= Data supplied =
--- --- ---

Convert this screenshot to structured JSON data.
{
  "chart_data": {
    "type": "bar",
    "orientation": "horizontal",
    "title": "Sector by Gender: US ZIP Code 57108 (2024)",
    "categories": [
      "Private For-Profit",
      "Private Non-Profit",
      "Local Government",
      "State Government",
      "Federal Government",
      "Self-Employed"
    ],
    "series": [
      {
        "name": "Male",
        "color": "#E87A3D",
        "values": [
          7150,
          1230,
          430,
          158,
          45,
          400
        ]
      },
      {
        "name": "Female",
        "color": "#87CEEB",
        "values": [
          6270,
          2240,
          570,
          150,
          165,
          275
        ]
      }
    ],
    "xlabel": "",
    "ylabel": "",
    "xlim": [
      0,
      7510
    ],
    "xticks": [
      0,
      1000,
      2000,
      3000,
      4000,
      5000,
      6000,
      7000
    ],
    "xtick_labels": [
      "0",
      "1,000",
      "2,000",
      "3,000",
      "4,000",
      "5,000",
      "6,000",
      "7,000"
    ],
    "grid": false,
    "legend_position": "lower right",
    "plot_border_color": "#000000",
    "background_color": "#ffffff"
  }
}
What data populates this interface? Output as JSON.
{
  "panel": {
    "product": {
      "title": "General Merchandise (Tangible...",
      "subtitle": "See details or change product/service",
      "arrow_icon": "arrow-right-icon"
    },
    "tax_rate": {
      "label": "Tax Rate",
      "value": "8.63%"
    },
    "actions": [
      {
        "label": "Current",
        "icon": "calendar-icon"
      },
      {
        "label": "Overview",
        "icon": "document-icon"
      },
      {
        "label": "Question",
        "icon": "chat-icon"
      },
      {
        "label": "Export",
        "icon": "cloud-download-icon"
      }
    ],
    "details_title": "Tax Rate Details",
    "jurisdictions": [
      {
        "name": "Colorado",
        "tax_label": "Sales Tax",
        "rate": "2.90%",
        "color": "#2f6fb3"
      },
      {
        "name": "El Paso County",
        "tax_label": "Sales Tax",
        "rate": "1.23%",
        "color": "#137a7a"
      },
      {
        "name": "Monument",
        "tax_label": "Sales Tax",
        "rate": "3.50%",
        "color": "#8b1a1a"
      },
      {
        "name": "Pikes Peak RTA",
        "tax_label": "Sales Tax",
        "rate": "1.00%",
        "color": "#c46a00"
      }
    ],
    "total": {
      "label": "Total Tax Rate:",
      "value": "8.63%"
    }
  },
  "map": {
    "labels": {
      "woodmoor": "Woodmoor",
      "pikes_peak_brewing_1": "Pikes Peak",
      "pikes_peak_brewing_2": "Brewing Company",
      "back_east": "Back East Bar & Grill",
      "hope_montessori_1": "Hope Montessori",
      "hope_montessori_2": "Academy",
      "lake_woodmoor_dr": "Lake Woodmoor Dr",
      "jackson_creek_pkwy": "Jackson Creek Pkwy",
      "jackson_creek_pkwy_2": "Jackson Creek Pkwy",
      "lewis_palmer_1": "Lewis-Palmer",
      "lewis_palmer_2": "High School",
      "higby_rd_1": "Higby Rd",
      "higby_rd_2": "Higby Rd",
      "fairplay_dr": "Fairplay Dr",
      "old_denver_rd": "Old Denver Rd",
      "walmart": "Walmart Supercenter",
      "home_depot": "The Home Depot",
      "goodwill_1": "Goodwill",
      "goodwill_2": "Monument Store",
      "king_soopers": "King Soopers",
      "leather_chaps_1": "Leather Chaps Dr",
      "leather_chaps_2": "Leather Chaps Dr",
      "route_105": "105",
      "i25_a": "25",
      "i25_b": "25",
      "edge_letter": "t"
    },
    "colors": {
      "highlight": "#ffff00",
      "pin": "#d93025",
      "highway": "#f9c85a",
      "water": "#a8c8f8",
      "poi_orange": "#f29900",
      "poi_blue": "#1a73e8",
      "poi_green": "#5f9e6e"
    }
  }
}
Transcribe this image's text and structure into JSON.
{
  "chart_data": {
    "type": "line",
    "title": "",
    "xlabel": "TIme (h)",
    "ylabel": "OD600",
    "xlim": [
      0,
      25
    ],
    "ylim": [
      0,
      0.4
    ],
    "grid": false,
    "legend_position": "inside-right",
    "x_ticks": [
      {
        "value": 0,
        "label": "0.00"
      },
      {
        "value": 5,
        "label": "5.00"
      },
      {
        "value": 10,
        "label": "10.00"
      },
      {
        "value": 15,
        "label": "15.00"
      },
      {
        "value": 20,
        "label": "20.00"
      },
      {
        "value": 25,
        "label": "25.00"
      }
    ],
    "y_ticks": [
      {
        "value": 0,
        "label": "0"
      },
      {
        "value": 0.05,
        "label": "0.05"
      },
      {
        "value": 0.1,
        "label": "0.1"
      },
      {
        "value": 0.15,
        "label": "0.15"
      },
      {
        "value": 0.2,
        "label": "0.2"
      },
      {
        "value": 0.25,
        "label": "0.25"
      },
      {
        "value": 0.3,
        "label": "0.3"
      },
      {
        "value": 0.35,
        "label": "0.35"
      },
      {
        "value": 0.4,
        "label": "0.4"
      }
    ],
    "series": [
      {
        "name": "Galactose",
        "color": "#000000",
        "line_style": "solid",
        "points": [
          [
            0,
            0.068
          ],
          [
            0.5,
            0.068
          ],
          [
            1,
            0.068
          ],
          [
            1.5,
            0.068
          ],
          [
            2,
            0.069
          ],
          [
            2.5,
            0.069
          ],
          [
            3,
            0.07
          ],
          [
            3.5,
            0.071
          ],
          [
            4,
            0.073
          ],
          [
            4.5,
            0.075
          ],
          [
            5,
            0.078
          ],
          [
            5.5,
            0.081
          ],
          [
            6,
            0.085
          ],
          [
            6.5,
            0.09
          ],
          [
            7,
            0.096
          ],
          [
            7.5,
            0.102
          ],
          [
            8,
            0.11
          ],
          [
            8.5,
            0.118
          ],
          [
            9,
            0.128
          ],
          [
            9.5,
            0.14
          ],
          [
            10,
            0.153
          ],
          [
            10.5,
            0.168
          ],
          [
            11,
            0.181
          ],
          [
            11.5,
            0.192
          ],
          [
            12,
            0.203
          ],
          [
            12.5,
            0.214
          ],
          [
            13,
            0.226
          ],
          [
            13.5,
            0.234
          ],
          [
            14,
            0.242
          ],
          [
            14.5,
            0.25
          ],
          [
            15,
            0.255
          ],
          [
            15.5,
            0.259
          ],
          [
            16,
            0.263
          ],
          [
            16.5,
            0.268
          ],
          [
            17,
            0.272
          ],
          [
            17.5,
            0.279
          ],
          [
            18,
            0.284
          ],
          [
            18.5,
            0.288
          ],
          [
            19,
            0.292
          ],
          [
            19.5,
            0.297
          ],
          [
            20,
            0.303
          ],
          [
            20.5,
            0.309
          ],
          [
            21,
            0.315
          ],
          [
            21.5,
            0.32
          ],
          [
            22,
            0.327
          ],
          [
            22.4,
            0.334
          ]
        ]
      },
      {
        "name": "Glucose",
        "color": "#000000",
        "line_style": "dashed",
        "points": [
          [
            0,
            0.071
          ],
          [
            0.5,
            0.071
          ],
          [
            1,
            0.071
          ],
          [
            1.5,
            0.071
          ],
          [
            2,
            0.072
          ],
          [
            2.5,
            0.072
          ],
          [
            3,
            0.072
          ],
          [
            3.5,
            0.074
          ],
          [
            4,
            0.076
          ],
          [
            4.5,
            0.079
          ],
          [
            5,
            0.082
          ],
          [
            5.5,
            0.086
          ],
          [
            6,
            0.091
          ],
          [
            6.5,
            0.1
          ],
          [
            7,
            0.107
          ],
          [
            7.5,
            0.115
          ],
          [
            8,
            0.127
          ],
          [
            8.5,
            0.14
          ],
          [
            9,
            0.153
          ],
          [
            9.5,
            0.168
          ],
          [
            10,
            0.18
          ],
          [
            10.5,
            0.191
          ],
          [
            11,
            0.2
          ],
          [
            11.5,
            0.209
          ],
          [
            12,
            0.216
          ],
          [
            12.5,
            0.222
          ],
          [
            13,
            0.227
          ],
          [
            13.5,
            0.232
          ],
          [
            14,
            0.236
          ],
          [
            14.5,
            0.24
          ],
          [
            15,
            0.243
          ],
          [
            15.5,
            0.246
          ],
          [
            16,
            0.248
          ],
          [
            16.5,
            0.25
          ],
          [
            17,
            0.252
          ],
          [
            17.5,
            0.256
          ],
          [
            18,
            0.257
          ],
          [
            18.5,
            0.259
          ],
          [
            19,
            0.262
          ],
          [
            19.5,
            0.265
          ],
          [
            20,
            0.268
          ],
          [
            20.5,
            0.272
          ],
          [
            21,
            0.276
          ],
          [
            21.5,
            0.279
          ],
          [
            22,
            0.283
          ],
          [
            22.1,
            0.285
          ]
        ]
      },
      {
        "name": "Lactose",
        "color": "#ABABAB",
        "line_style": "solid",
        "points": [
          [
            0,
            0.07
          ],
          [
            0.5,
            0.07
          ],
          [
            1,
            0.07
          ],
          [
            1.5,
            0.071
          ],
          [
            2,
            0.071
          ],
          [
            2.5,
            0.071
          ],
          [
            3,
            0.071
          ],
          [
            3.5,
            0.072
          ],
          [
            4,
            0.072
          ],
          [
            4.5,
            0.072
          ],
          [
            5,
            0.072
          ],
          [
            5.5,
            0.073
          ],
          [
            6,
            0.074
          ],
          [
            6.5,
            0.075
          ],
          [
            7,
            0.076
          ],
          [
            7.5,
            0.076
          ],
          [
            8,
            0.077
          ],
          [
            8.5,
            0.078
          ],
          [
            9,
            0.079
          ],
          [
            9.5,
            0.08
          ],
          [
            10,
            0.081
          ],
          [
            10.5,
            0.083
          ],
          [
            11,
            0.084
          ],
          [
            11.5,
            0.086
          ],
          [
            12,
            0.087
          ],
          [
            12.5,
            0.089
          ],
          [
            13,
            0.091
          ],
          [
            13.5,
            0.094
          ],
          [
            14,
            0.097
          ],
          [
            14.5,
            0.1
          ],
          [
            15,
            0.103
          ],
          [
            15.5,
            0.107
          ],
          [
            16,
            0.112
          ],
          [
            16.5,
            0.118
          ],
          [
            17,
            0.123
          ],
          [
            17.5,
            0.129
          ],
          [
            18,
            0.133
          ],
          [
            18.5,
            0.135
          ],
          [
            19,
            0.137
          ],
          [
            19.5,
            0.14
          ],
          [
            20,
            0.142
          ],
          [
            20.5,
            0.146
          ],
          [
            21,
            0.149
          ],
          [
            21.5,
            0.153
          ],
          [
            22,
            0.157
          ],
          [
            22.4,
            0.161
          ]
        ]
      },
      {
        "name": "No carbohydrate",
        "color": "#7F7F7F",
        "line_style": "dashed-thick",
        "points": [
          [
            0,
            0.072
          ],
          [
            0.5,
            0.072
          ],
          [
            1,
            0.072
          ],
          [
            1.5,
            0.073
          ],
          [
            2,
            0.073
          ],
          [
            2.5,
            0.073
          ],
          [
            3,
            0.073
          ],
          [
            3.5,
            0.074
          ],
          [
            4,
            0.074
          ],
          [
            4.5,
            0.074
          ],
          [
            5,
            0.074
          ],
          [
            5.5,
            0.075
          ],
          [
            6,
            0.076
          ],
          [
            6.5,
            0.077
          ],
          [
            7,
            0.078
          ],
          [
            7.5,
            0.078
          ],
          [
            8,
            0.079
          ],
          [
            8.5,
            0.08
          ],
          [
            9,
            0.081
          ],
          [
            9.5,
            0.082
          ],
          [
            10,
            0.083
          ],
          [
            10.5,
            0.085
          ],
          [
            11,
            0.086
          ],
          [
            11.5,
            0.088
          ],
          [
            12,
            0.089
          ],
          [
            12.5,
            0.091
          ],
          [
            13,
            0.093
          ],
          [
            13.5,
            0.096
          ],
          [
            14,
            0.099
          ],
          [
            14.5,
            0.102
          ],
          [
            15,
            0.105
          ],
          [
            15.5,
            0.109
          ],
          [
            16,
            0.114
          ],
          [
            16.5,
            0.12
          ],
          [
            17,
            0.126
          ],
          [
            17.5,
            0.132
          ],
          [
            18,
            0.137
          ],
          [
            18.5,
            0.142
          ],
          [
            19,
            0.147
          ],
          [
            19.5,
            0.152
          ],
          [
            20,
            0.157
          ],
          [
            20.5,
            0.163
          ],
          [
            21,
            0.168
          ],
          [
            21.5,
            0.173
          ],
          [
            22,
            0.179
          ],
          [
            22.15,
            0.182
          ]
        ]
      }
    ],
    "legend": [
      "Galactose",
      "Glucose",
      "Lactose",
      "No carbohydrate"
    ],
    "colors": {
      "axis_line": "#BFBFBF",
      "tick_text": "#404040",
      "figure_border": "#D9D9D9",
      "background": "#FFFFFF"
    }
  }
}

--- --- ---

= Description of the task =
Search the entries for the word "this" and copy every line that has it.

= Written solution =
Convert this screenshot to structured JSON data.
What data populates this interface? Output as JSON.
Transcribe this image's text and structure into JSON.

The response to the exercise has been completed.